--- BEGIN ---

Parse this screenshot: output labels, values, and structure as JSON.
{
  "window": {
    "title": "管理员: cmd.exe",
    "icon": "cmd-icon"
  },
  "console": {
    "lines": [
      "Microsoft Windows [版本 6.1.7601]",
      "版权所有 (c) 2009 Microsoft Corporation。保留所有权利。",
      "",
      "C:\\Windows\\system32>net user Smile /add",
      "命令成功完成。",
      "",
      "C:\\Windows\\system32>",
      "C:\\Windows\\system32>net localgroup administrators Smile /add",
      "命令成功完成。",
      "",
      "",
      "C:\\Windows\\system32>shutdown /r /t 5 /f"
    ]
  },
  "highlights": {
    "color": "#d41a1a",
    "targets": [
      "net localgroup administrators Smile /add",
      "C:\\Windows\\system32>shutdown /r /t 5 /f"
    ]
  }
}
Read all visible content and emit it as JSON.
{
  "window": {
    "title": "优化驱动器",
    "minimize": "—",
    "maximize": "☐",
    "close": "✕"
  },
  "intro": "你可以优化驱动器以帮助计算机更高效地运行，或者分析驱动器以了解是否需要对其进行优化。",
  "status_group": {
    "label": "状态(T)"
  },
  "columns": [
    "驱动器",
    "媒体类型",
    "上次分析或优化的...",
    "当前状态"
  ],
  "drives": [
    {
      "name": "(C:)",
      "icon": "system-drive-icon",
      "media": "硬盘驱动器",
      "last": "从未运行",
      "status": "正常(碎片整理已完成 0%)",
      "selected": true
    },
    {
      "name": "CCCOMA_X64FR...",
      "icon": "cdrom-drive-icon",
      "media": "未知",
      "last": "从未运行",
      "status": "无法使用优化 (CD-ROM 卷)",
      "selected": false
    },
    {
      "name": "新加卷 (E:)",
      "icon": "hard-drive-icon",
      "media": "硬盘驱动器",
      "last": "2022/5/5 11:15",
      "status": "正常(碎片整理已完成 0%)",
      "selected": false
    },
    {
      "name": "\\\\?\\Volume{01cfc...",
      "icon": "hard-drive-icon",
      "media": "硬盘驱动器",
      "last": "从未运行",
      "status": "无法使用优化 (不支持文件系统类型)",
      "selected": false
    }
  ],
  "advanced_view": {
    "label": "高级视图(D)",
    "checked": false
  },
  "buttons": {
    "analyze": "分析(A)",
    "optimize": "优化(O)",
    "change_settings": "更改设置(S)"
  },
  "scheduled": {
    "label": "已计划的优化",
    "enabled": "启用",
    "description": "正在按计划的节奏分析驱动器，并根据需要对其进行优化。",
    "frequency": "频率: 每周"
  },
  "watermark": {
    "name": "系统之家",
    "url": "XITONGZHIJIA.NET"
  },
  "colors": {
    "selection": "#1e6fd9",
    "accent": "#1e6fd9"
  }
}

--- END ---

● **Set task**
Work out how many lines of the data hold the string "Microsoft". Reply with that number alone.

● **Result of this task**
2